## Supplied material
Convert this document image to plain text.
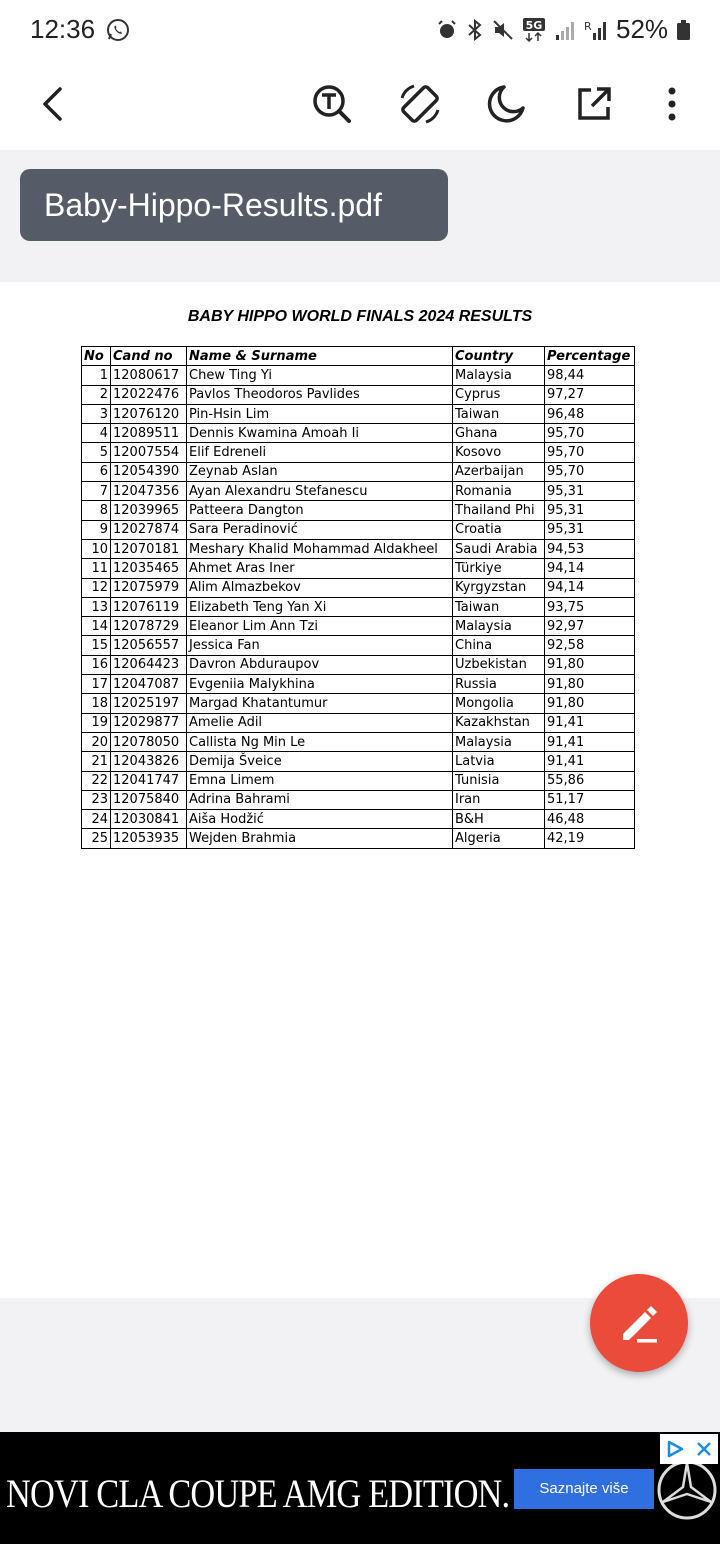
12:36	5G	R 52%
Baby-Hippo-Results.pdf
BABY HIPPO WORLD FINALS 2024 RESULTS
No	Cand no	Name & Surname	Country	Percentage
1	12080617	Chew Ting Yi	Malaysia	98,44
2	12022476	Pavlos Theodoros Pavlides	Cyprus	97,27
3	12076120	Pin-Hsin Lim	Taiwan	96,48
4	12089511	Dennis Kwamina Amoah Ii	Ghana	95,70
5	12007554	Elif Edreneli	Kosovo	95,70
6	12054390	Zeynab Aslan	Azerbaijan	95,70
7	12047356	Ayan Alexandru Stefanescu	Romania	95,31
8	12039965	Patteera Dangton	Thailand Phi	95,31
9	12027874	Sara Peradinović	Croatia	95,31
10	12070181	Meshary Khalid Mohammad Aldakheel	Saudi Arabia	94,53
11	12035465	Ahmet Aras Iner	Türkiye	94,14
12	12075979	Alim Almazbekov	Kyrgyzstan	94,14
13	12076119	Elizabeth Teng Yan Xi	Taiwan	93,75
14	12078729	Eleanor Lim Ann Tzi	Malaysia	92,97
15	12056557	Jessica Fan	China	92,58
16	12064423	Davron Abduraupov	Uzbekistan	91,80
17	12047087	Evgeniia Malykhina	Russia	91,80
18	12025197	Margad Khatantumur	Mongolia	91,80
19	12029877	Amelie Adil	Kazakhstan	91,41
20	12078050	Callista Ng Min Le	Malaysia	91,41
21	12043826	Demija Šveice	Latvia	91,41
22	12041747	Emna Limem	Tunisia	55,86
23	12075840	Adrina Bahrami	Iran	51,17
24	12030841	Aiša Hodžić	B&H	46,48
25	12053935	Wejden Brahmia	Algeria	42,19
NOVI CLA COUPE AMG EDITION.	Saznajte više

## What to do
Without including any picture, repeat the data exactly.

## The solution
Convert this document image to plain text.
12:36	5G	R 52%
Baby-Hippo-Results.pdf
BABY HIPPO WORLD FINALS 2024 RESULTS
No	Cand no	Name & Surname	Country	Percentage
1	12080617	Chew Ting Yi	Malaysia	98,44
2	12022476	Pavlos Theodoros Pavlides	Cyprus	97,27
3	12076120	Pin-Hsin Lim	Taiwan	96,48
4	12089511	Dennis Kwamina Amoah Ii	Ghana	95,70
5	12007554	Elif Edreneli	Kosovo	95,70
6	12054390	Zeynab Aslan	Azerbaijan	95,70
7	12047356	Ayan Alexandru Stefanescu	Romania	95,31
8	12039965	Patteera Dangton	Thailand Phi	95,31
9	12027874	Sara Peradinović	Croatia	95,31
10	12070181	Meshary Khalid Mohammad Aldakheel	Saudi Arabia	94,53
11	12035465	Ahmet Aras Iner	Türkiye	94,14
12	12075979	Alim Almazbekov	Kyrgyzstan	94,14
13	12076119	Elizabeth Teng Yan Xi	Taiwan	93,75
14	12078729	Eleanor Lim Ann Tzi	Malaysia	92,97
15	12056557	Jessica Fan	China	92,58
16	12064423	Davron Abduraupov	Uzbekistan	91,80
17	12047087	Evgeniia Malykhina	Russia	91,80
18	12025197	Margad Khatantumur	Mongolia	91,80
19	12029877	Amelie Adil	Kazakhstan	91,41
20	12078050	Callista Ng Min Le	Malaysia	91,41
21	12043826	Demija Šveice	Latvia	91,41
22	12041747	Emna Limem	Tunisia	55,86
23	12075840	Adrina Bahrami	Iran	51,17
24	12030841	Aiša Hodžić	B&H	46,48
25	12053935	Wejden Brahmia	Algeria	42,19
NOVI CLA COUPE AMG EDITION.	Saznajte više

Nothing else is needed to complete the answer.